## Given problem
Pull out each line of the records holding the string "JSON".

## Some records

#####

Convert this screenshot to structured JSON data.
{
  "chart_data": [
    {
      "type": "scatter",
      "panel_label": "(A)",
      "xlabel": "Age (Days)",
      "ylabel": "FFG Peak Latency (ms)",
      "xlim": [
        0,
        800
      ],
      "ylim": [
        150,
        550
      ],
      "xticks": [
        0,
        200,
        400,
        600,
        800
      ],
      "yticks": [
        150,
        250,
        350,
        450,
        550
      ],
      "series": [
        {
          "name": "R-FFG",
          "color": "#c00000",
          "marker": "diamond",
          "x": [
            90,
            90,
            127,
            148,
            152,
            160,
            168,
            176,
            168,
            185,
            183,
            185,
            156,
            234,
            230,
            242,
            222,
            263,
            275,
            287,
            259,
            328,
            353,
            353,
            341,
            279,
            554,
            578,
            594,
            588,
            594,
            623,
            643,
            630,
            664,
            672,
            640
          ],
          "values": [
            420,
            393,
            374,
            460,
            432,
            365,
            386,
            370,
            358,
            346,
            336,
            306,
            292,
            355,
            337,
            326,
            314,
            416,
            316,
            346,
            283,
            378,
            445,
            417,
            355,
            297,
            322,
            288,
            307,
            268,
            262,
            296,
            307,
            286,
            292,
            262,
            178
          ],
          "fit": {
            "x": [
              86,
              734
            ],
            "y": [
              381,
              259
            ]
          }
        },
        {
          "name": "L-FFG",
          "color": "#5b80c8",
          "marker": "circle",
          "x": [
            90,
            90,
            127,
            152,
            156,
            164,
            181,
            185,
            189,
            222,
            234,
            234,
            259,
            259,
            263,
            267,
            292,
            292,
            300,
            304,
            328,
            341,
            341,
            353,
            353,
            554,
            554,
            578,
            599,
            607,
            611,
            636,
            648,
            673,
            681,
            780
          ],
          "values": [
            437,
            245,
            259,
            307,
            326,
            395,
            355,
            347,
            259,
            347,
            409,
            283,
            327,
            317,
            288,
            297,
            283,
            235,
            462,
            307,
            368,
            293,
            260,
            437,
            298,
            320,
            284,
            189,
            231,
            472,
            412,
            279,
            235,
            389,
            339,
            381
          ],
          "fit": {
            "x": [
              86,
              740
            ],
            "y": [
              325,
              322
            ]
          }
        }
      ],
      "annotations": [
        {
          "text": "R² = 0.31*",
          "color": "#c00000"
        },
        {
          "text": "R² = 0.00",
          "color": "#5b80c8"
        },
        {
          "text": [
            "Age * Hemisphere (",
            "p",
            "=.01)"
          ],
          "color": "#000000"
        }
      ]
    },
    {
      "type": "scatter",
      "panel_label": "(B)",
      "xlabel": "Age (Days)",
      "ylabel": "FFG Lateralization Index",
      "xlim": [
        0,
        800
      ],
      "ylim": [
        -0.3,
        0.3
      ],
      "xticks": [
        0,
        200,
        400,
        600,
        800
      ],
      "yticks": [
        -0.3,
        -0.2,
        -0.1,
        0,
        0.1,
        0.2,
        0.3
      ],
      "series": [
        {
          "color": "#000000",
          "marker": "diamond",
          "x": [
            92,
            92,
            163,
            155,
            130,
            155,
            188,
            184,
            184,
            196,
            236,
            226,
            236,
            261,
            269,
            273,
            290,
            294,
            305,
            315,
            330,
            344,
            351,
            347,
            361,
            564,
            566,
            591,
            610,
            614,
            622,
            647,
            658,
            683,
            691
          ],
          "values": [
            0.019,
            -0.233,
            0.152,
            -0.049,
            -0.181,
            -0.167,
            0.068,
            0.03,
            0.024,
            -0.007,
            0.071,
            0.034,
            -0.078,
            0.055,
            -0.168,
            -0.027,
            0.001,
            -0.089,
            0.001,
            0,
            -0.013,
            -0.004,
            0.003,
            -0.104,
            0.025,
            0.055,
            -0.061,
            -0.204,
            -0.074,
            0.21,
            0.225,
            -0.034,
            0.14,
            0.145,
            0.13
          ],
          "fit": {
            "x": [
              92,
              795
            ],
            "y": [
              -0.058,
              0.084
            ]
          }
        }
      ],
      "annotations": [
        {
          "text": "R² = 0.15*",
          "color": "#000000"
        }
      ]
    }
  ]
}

#####

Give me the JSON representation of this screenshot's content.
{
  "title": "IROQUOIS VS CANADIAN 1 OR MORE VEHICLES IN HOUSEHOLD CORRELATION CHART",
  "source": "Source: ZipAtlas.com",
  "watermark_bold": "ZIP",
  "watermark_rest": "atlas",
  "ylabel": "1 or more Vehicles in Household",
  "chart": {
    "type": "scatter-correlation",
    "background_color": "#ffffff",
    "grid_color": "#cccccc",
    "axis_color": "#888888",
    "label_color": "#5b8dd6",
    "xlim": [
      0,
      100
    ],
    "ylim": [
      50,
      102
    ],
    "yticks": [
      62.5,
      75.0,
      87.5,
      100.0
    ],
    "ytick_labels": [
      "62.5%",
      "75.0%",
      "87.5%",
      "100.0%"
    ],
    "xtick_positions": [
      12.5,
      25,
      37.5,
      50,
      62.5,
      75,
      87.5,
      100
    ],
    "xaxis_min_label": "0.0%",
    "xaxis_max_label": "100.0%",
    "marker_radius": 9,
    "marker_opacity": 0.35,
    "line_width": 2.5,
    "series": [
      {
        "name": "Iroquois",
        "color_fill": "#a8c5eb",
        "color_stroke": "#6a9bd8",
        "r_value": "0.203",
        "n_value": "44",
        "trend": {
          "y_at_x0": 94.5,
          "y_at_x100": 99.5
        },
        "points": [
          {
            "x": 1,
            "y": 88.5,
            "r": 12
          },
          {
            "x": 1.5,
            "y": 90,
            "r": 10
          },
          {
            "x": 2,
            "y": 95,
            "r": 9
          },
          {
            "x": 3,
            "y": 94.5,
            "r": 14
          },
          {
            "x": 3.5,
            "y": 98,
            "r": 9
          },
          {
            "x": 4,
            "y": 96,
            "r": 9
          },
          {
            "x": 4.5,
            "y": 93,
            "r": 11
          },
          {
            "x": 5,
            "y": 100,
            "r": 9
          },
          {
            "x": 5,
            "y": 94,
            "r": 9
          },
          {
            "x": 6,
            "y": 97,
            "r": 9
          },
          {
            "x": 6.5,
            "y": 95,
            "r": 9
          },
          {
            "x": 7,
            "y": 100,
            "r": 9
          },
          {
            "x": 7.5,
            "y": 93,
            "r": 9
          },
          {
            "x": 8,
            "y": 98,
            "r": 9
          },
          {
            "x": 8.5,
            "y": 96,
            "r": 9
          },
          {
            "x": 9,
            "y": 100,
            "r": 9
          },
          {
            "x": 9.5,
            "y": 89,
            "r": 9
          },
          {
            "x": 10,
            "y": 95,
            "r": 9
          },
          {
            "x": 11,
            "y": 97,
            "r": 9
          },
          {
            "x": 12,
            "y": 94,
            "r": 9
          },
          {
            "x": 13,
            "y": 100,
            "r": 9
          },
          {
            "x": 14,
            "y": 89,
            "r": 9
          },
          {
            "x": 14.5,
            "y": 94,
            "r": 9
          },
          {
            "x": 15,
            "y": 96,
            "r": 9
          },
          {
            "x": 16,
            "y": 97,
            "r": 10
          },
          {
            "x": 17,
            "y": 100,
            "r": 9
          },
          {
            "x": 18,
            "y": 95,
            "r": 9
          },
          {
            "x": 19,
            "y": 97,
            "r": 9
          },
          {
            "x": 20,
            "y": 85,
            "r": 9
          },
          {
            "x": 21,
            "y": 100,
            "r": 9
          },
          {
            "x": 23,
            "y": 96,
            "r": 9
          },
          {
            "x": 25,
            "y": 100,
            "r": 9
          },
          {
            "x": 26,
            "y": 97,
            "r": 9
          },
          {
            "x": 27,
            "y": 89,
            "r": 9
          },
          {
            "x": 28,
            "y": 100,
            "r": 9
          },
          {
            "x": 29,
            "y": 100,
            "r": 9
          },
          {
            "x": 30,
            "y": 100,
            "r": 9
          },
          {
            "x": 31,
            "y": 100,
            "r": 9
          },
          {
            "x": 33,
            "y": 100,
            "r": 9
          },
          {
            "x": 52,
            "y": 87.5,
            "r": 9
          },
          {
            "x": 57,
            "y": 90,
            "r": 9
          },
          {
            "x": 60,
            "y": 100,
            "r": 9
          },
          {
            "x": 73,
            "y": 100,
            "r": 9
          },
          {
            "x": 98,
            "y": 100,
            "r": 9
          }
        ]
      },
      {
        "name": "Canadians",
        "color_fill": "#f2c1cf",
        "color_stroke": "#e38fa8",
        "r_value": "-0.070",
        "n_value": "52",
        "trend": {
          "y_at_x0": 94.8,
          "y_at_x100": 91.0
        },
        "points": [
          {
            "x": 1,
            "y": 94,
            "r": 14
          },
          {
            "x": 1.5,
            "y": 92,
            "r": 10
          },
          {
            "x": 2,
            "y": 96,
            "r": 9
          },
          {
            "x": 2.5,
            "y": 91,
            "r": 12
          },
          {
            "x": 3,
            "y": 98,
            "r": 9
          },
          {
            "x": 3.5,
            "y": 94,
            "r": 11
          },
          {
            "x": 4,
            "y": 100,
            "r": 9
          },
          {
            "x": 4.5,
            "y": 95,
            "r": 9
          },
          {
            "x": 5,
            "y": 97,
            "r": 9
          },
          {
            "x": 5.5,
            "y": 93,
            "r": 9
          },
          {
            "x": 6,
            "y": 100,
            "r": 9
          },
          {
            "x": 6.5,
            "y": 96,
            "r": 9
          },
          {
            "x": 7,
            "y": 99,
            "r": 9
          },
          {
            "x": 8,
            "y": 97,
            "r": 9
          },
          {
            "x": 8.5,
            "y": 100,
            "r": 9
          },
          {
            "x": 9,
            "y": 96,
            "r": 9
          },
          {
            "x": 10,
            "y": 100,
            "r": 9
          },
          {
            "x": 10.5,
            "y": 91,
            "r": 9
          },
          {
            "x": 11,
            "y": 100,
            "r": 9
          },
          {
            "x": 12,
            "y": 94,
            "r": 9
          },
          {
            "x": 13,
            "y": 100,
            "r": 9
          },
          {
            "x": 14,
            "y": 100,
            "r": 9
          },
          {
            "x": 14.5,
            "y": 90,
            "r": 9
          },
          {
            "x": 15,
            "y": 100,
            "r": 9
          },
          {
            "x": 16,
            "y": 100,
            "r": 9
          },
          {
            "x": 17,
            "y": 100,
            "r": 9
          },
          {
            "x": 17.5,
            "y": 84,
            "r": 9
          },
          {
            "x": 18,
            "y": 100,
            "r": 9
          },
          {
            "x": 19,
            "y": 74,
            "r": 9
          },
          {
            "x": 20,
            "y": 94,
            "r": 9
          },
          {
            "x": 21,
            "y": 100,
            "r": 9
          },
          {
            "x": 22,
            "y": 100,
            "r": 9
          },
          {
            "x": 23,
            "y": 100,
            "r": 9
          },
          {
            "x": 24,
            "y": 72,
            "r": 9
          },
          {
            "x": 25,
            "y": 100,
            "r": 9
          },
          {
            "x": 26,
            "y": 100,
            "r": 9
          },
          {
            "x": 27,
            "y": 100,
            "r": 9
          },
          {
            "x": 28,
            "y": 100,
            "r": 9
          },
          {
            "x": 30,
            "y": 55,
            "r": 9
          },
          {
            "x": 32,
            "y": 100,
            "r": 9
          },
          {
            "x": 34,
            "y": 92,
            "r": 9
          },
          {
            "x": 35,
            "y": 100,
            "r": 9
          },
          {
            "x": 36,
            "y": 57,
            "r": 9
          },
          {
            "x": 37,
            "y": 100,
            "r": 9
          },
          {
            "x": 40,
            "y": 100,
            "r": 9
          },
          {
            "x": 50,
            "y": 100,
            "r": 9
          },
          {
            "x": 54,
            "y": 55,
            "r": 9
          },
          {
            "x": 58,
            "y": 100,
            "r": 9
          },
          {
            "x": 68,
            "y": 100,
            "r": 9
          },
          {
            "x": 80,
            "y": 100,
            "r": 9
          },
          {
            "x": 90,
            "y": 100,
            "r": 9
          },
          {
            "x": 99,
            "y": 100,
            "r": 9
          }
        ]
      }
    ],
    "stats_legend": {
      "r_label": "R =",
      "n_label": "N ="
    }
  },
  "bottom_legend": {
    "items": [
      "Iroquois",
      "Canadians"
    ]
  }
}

#####

## Reply to the exercise
Convert this screenshot to structured JSON data.
Give me the JSON representation of this screenshot's content.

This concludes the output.